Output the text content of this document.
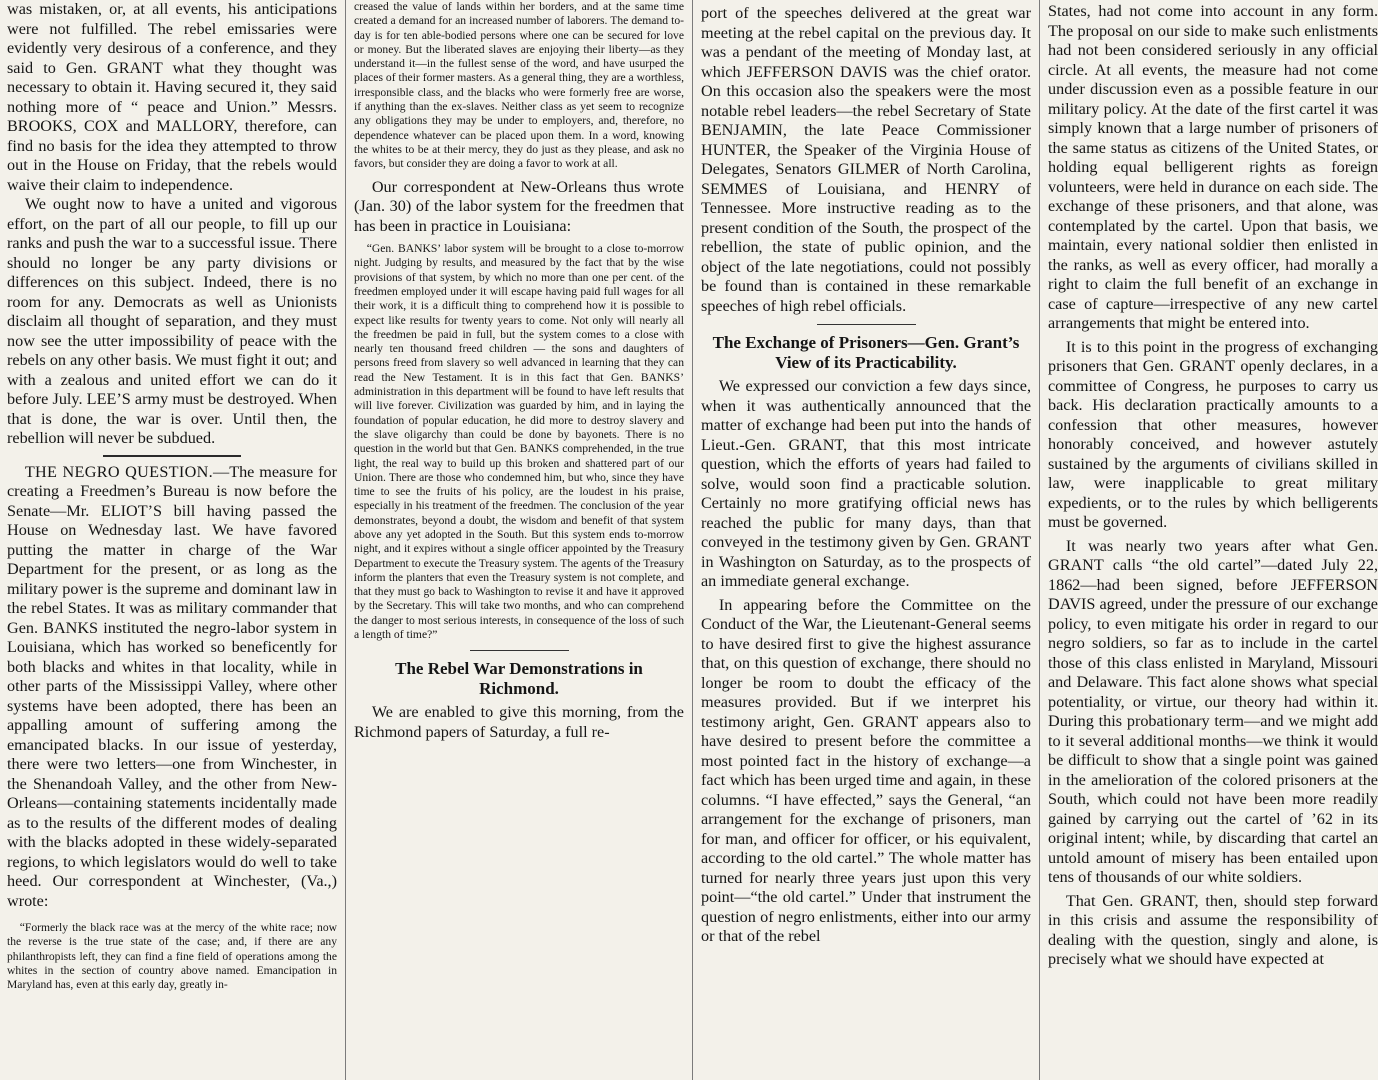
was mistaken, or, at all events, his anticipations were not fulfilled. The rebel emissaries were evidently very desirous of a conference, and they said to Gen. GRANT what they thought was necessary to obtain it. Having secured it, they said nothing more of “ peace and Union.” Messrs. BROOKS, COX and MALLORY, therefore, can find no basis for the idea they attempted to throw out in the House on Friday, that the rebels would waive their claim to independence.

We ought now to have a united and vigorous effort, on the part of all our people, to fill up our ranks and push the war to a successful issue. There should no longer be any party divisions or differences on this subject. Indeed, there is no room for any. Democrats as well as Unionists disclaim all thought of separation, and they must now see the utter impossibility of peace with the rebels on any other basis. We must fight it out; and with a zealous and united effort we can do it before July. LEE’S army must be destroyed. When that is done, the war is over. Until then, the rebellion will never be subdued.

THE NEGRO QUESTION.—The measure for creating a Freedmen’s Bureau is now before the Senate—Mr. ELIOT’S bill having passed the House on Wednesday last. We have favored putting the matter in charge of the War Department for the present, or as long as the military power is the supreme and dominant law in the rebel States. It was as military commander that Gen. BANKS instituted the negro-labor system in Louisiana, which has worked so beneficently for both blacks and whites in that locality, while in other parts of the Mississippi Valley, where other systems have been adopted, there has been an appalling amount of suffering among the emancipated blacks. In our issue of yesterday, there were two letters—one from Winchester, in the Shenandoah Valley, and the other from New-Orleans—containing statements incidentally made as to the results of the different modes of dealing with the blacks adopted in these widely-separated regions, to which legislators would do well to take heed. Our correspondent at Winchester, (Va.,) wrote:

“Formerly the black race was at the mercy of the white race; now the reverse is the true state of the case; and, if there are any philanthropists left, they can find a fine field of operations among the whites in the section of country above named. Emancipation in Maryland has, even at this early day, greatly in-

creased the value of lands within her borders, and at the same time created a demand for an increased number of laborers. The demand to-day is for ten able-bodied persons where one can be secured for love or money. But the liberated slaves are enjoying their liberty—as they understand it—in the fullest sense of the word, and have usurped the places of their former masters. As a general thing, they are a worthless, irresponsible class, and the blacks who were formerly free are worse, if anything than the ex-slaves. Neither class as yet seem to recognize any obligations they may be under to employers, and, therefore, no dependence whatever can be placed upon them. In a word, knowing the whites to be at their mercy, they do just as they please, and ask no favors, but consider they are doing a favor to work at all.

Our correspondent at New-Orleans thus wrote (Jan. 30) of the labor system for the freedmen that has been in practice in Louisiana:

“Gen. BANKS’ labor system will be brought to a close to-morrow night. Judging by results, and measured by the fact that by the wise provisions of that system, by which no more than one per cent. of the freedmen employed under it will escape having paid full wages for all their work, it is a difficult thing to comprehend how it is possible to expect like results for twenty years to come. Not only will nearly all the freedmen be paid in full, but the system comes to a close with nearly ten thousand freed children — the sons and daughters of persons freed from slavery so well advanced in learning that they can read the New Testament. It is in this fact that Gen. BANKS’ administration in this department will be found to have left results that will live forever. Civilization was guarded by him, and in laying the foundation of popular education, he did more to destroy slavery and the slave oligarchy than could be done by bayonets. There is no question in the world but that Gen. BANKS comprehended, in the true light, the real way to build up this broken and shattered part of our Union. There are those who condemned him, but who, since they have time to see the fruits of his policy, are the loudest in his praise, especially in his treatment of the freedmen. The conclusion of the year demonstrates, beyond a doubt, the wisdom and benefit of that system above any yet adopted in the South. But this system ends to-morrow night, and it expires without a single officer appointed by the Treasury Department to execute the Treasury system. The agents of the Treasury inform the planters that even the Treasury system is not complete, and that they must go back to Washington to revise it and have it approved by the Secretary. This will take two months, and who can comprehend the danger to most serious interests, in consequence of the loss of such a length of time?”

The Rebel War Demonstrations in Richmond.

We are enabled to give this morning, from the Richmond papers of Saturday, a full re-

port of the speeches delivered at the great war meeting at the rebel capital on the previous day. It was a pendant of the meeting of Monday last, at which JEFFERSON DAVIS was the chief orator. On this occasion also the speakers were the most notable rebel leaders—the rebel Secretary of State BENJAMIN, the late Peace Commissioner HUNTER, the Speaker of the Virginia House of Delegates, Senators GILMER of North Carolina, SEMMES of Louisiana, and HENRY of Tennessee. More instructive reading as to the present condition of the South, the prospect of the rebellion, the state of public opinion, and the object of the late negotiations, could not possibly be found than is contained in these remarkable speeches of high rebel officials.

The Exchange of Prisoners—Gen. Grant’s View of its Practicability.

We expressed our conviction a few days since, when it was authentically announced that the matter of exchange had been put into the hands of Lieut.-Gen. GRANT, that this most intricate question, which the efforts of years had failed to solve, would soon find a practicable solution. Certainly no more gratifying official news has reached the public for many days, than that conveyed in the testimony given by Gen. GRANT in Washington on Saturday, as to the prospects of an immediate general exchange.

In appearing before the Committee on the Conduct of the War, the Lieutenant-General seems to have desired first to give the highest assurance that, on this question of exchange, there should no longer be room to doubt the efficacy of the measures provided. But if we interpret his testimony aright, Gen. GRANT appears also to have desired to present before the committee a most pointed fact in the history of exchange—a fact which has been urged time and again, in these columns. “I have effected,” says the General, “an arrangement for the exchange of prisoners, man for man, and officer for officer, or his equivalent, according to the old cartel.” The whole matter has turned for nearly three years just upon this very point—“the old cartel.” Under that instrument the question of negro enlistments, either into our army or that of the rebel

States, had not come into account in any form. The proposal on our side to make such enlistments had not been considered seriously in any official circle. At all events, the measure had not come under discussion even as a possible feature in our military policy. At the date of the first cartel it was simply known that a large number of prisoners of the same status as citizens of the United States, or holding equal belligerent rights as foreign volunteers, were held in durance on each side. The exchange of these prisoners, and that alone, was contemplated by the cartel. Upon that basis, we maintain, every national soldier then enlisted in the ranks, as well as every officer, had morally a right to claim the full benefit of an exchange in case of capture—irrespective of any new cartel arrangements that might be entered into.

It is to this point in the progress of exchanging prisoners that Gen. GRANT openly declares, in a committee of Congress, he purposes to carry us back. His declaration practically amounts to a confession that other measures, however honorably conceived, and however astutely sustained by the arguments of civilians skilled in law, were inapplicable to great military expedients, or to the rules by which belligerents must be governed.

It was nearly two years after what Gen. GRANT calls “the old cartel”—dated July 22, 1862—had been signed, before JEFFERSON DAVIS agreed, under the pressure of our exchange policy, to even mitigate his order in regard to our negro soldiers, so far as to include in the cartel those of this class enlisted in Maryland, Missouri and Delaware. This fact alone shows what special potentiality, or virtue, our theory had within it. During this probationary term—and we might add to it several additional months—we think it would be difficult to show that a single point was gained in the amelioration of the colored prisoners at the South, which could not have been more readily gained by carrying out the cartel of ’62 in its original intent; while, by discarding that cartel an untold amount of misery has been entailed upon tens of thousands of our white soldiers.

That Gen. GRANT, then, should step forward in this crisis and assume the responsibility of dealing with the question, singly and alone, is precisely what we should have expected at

^^^^^^^^^^^^^^^^

Without the pictures, print the records in full, exactly as they appear.

Output the text content of this document.
was mistaken, or, at all events, his anticipations were not fulfilled. The rebel emissaries were evidently very desirous of a conference, and they said to Gen. GRANT what they thought was necessary to obtain it. Having secured it, they said nothing more of “ peace and Union.” Messrs. BROOKS, COX and MALLORY, therefore, can find no basis for the idea they attempted to throw out in the House on Friday, that the rebels would waive their claim to independence.

We ought now to have a united and vigorous effort, on the part of all our people, to fill up our ranks and push the war to a successful issue. There should no longer be any party divisions or differences on this subject. Indeed, there is no room for any. Democrats as well as Unionists disclaim all thought of separation, and they must now see the utter impossibility of peace with the rebels on any other basis. We must fight it out; and with a zealous and united effort we can do it before July. LEE’S army must be destroyed. When that is done, the war is over. Until then, the rebellion will never be subdued.

THE NEGRO QUESTION.—The measure for creating a Freedmen’s Bureau is now before the Senate—Mr. ELIOT’S bill having passed the House on Wednesday last. We have favored putting the matter in charge of the War Department for the present, or as long as the military power is the supreme and dominant law in the rebel States. It was as military commander that Gen. BANKS instituted the negro-labor system in Louisiana, which has worked so beneficently for both blacks and whites in that locality, while in other parts of the Mississippi Valley, where other systems have been adopted, there has been an appalling amount of suffering among the emancipated blacks. In our issue of yesterday, there were two letters—one from Winchester, in the Shenandoah Valley, and the other from New-Orleans—containing statements incidentally made as to the results of the different modes of dealing with the blacks adopted in these widely-separated regions, to which legislators would do well to take heed. Our correspondent at Winchester, (Va.,) wrote:

“Formerly the black race was at the mercy of the white race; now the reverse is the true state of the case; and, if there are any philanthropists left, they can find a fine field of operations among the whites in the section of country above named. Emancipation in Maryland has, even at this early day, greatly in-

creased the value of lands within her borders, and at the same time created a demand for an increased number of laborers. The demand to-day is for ten able-bodied persons where one can be secured for love or money. But the liberated slaves are enjoying their liberty—as they understand it—in the fullest sense of the word, and have usurped the places of their former masters. As a general thing, they are a worthless, irresponsible class, and the blacks who were formerly free are worse, if anything than the ex-slaves. Neither class as yet seem to recognize any obligations they may be under to employers, and, therefore, no dependence whatever can be placed upon them. In a word, knowing the whites to be at their mercy, they do just as they please, and ask no favors, but consider they are doing a favor to work at all.

Our correspondent at New-Orleans thus wrote (Jan. 30) of the labor system for the freedmen that has been in practice in Louisiana:

“Gen. BANKS’ labor system will be brought to a close to-morrow night. Judging by results, and measured by the fact that by the wise provisions of that system, by which no more than one per cent. of the freedmen employed under it will escape having paid full wages for all their work, it is a difficult thing to comprehend how it is possible to expect like results for twenty years to come. Not only will nearly all the freedmen be paid in full, but the system comes to a close with nearly ten thousand freed children — the sons and daughters of persons freed from slavery so well advanced in learning that they can read the New Testament. It is in this fact that Gen. BANKS’ administration in this department will be found to have left results that will live forever. Civilization was guarded by him, and in laying the foundation of popular education, he did more to destroy slavery and the slave oligarchy than could be done by bayonets. There is no question in the world but that Gen. BANKS comprehended, in the true light, the real way to build up this broken and shattered part of our Union. There are those who condemned him, but who, since they have time to see the fruits of his policy, are the loudest in his praise, especially in his treatment of the freedmen. The conclusion of the year demonstrates, beyond a doubt, the wisdom and benefit of that system above any yet adopted in the South. But this system ends to-morrow night, and it expires without a single officer appointed by the Treasury Department to execute the Treasury system. The agents of the Treasury inform the planters that even the Treasury system is not complete, and that they must go back to Washington to revise it and have it approved by the Secretary. This will take two months, and who can comprehend the danger to most serious interests, in consequence of the loss of such a length of time?”

The Rebel War Demonstrations in Richmond.

We are enabled to give this morning, from the Richmond papers of Saturday, a full re-

port of the speeches delivered at the great war meeting at the rebel capital on the previous day. It was a pendant of the meeting of Monday last, at which JEFFERSON DAVIS was the chief orator. On this occasion also the speakers were the most notable rebel leaders—the rebel Secretary of State BENJAMIN, the late Peace Commissioner HUNTER, the Speaker of the Virginia House of Delegates, Senators GILMER of North Carolina, SEMMES of Louisiana, and HENRY of Tennessee. More instructive reading as to the present condition of the South, the prospect of the rebellion, the state of public opinion, and the object of the late negotiations, could not possibly be found than is contained in these remarkable speeches of high rebel officials.

The Exchange of Prisoners—Gen. Grant’s View of its Practicability.

We expressed our conviction a few days since, when it was authentically announced that the matter of exchange had been put into the hands of Lieut.-Gen. GRANT, that this most intricate question, which the efforts of years had failed to solve, would soon find a practicable solution. Certainly no more gratifying official news has reached the public for many days, than that conveyed in the testimony given by Gen. GRANT in Washington on Saturday, as to the prospects of an immediate general exchange.

In appearing before the Committee on the Conduct of the War, the Lieutenant-General seems to have desired first to give the highest assurance that, on this question of exchange, there should no longer be room to doubt the efficacy of the measures provided. But if we interpret his testimony aright, Gen. GRANT appears also to have desired to present before the committee a most pointed fact in the history of exchange—a fact which has been urged time and again, in these columns. “I have effected,” says the General, “an arrangement for the exchange of prisoners, man for man, and officer for officer, or his equivalent, according to the old cartel.” The whole matter has turned for nearly three years just upon this very point—“the old cartel.” Under that instrument the question of negro enlistments, either into our army or that of the rebel

States, had not come into account in any form. The proposal on our side to make such enlistments had not been considered seriously in any official circle. At all events, the measure had not come under discussion even as a possible feature in our military policy. At the date of the first cartel it was simply known that a large number of prisoners of the same status as citizens of the United States, or holding equal belligerent rights as foreign volunteers, were held in durance on each side. The exchange of these prisoners, and that alone, was contemplated by the cartel. Upon that basis, we maintain, every national soldier then enlisted in the ranks, as well as every officer, had morally a right to claim the full benefit of an exchange in case of capture—irrespective of any new cartel arrangements that might be entered into.

It is to this point in the progress of exchanging prisoners that Gen. GRANT openly declares, in a committee of Congress, he purposes to carry us back. His declaration practically amounts to a confession that other measures, however honorably conceived, and however astutely sustained by the arguments of civilians skilled in law, were inapplicable to great military expedients, or to the rules by which belligerents must be governed.

It was nearly two years after what Gen. GRANT calls “the old cartel”—dated July 22, 1862—had been signed, before JEFFERSON DAVIS agreed, under the pressure of our exchange policy, to even mitigate his order in regard to our negro soldiers, so far as to include in the cartel those of this class enlisted in Maryland, Missouri and Delaware. This fact alone shows what special potentiality, or virtue, our theory had within it. During this probationary term—and we might add to it several additional months—we think it would be difficult to show that a single point was gained in the amelioration of the colored prisoners at the South, which could not have been more readily gained by carrying out the cartel of ’62 in its original intent; while, by discarding that cartel an untold amount of misery has been entailed upon tens of thousands of our white soldiers.

That Gen. GRANT, then, should step forward in this crisis and assume the responsibility of dealing with the question, singly and alone, is precisely what we should have expected at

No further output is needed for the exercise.